▶ WRITTEN REQUEST: Make an exact copy of all the records.

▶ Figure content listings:
◇ ◇ ◇
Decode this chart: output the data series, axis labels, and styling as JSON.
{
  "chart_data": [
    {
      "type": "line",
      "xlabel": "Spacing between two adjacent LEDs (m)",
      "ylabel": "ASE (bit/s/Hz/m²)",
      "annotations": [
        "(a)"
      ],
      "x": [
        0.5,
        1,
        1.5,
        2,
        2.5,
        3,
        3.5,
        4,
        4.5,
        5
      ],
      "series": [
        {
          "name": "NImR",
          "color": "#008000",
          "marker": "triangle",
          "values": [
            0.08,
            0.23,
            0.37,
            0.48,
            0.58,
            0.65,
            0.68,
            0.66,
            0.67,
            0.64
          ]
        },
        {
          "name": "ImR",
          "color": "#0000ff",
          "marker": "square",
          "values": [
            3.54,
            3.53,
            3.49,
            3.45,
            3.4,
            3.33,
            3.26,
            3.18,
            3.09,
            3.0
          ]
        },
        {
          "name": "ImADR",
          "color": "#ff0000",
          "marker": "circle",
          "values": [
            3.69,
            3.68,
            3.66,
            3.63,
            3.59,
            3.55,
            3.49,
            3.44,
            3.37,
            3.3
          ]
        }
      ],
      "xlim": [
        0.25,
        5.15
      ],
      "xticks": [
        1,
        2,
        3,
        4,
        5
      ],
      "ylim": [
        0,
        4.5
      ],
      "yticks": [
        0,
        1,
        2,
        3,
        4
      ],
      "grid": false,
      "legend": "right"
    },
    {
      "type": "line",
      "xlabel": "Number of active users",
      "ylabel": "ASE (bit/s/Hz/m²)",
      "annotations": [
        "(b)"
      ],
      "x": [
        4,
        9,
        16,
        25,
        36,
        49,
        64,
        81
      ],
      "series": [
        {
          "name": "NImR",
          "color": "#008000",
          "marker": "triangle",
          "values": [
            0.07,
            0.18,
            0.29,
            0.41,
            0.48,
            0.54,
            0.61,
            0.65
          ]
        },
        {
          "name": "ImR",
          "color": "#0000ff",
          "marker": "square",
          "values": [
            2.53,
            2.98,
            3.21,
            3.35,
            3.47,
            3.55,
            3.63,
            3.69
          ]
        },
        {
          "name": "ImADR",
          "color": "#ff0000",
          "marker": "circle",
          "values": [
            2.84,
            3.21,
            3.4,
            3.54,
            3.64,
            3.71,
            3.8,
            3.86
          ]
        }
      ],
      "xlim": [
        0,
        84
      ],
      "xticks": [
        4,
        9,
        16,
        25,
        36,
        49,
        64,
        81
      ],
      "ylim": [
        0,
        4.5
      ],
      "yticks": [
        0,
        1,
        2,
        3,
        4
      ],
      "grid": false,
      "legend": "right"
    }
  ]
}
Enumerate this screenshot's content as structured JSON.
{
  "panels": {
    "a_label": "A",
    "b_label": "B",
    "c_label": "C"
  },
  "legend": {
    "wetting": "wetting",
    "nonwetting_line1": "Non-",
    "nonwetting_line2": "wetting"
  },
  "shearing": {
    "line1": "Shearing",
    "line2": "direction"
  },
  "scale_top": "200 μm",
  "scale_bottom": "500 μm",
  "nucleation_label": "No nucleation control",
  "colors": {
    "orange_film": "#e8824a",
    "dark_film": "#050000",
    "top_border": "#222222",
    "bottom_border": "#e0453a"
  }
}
◇ ◇ ◇
▶ TASK RESPONSE:
Decode this chart: output the data series, axis labels, and styling as JSON.
{
  "chart_data": [
    {
      "type": "line",
      "xlabel": "Spacing between two adjacent LEDs (m)",
      "ylabel": "ASE (bit/s/Hz/m²)",
      "annotations": [
        "(a)"
      ],
      "x": [
        0.5,
        1,
        1.5,
        2,
        2.5,
        3,
        3.5,
        4,
        4.5,
        5
      ],
      "series": [
        {
          "name": "NImR",
          "color": "#008000",
          "marker": "triangle",
          "values": [
            0.08,
            0.23,
            0.37,
            0.48,
            0.58,
            0.65,
            0.68,
            0.66,
            0.67,
            0.64
          ]
        },
        {
          "name": "ImR",
          "color": "#0000ff",
          "marker": "square",
          "values": [
            3.54,
            3.53,
            3.49,
            3.45,
            3.4,
            3.33,
            3.26,
            3.18,
            3.09,
            3.0
          ]
        },
        {
          "name": "ImADR",
          "color": "#ff0000",
          "marker": "circle",
          "values": [
            3.69,
            3.68,
            3.66,
            3.63,
            3.59,
            3.55,
            3.49,
            3.44,
            3.37,
            3.3
          ]
        }
      ],
      "xlim": [
        0.25,
        5.15
      ],
      "xticks": [
        1,
        2,
        3,
        4,
        5
      ],
      "ylim": [
        0,
        4.5
      ],
      "yticks": [
        0,
        1,
        2,
        3,
        4
      ],
      "grid": false,
      "legend": "right"
    },
    {
      "type": "line",
      "xlabel": "Number of active users",
      "ylabel": "ASE (bit/s/Hz/m²)",
      "annotations": [
        "(b)"
      ],
      "x": [
        4,
        9,
        16,
        25,
        36,
        49,
        64,
        81
      ],
      "series": [
        {
          "name": "NImR",
          "color": "#008000",
          "marker": "triangle",
          "values": [
            0.07,
            0.18,
            0.29,
            0.41,
            0.48,
            0.54,
            0.61,
            0.65
          ]
        },
        {
          "name": "ImR",
          "color": "#0000ff",
          "marker": "square",
          "values": [
            2.53,
            2.98,
            3.21,
            3.35,
            3.47,
            3.55,
            3.63,
            3.69
          ]
        },
        {
          "name": "ImADR",
          "color": "#ff0000",
          "marker": "circle",
          "values": [
            2.84,
            3.21,
            3.4,
            3.54,
            3.64,
            3.71,
            3.8,
            3.86
          ]
        }
      ],
      "xlim": [
        0,
        84
      ],
      "xticks": [
        4,
        9,
        16,
        25,
        36,
        49,
        64,
        81
      ],
      "ylim": [
        0,
        4.5
      ],
      "yticks": [
        0,
        1,
        2,
        3,
        4
      ],
      "grid": false,
      "legend": "right"
    }
  ]
}
Enumerate this screenshot's content as structured JSON.
{
  "panels": {
    "a_label": "A",
    "b_label": "B",
    "c_label": "C"
  },
  "legend": {
    "wetting": "wetting",
    "nonwetting_line1": "Non-",
    "nonwetting_line2": "wetting"
  },
  "shearing": {
    "line1": "Shearing",
    "line2": "direction"
  },
  "scale_top": "200 μm",
  "scale_bottom": "500 μm",
  "nucleation_label": "No nucleation control",
  "colors": {
    "orange_film": "#e8824a",
    "dark_film": "#050000",
    "top_border": "#222222",
    "bottom_border": "#e0453a"
  }
}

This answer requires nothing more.